-- Begin --

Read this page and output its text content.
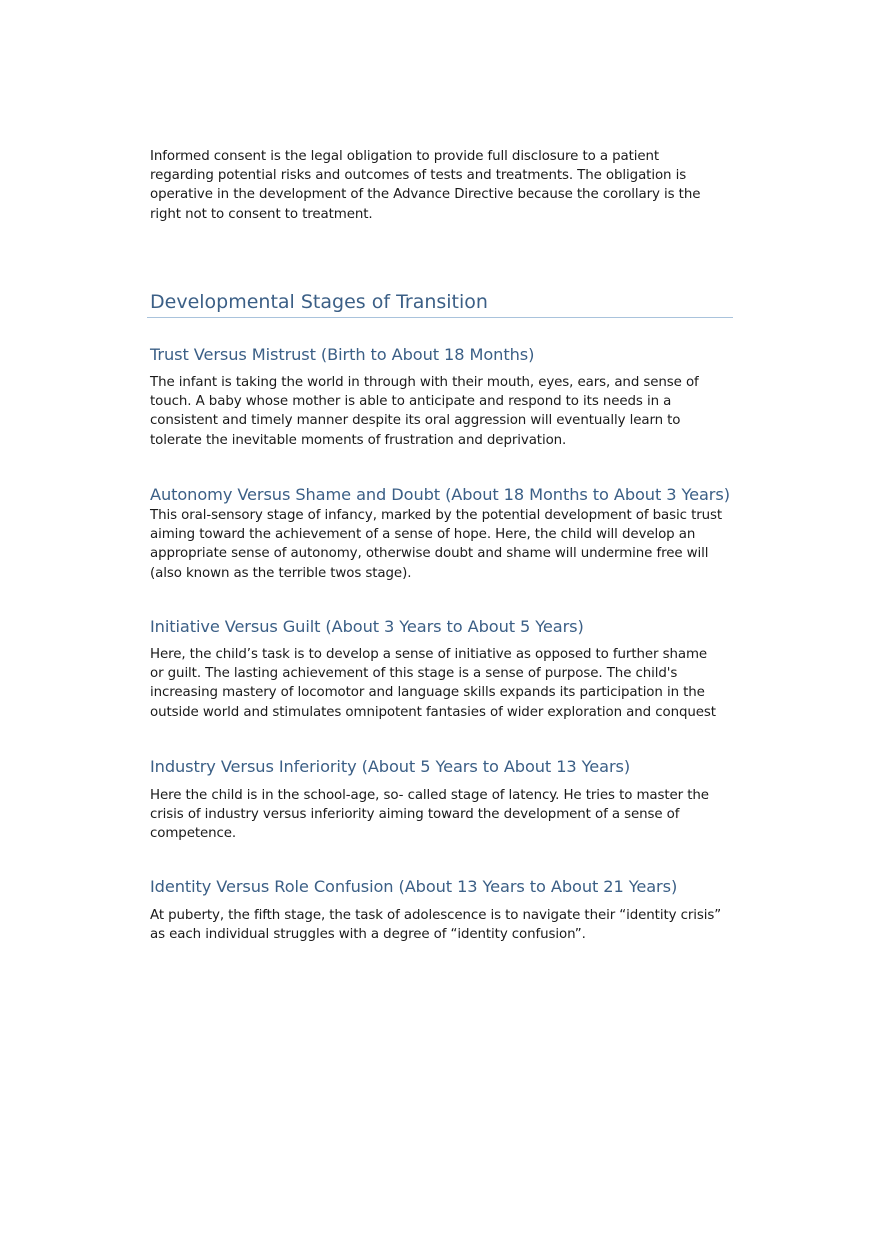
Informed consent is the legal obligation to provide full disclosure to a patient
regarding potential risks and outcomes of tests and treatments. The obligation is
operative in the development of the Advance Directive because the corollary is the
right not to consent to treatment.
Developmental Stages of Transition
Trust Versus Mistrust (Birth to About 18 Months)
The infant is taking the world in through with their mouth, eyes, ears, and sense of
touch. A baby whose mother is able to anticipate and respond to its needs in a
consistent and timely manner despite its oral aggression will eventually learn to
tolerate the inevitable moments of frustration and deprivation.
Autonomy Versus Shame and Doubt (About 18 Months to About 3 Years)
This oral-sensory stage of infancy, marked by the potential development of basic trust
aiming toward the achievement of a sense of hope. Here, the child will develop an
appropriate sense of autonomy, otherwise doubt and shame will undermine free will
(also known as the terrible twos stage).
Initiative Versus Guilt (About 3 Years to About 5 Years)
Here, the child’s task is to develop a sense of initiative as opposed to further shame
or guilt. The lasting achievement of this stage is a sense of purpose. The child's
increasing mastery of locomotor and language skills expands its participation in the
outside world and stimulates omnipotent fantasies of wider exploration and conquest
Industry Versus Inferiority (About 5 Years to About 13 Years)
Here the child is in the school-age, so- called stage of latency. He tries to master the
crisis of industry versus inferiority aiming toward the development of a sense of
competence.
Identity Versus Role Confusion (About 13 Years to About 21 Years)
At puberty, the fifth stage, the task of adolescence is to navigate their “identity crisis”
as each individual struggles with a degree of “identity confusion”.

-- End --

Tally the lines of the listing in which the word "Here" occurs, and state the total alone.

3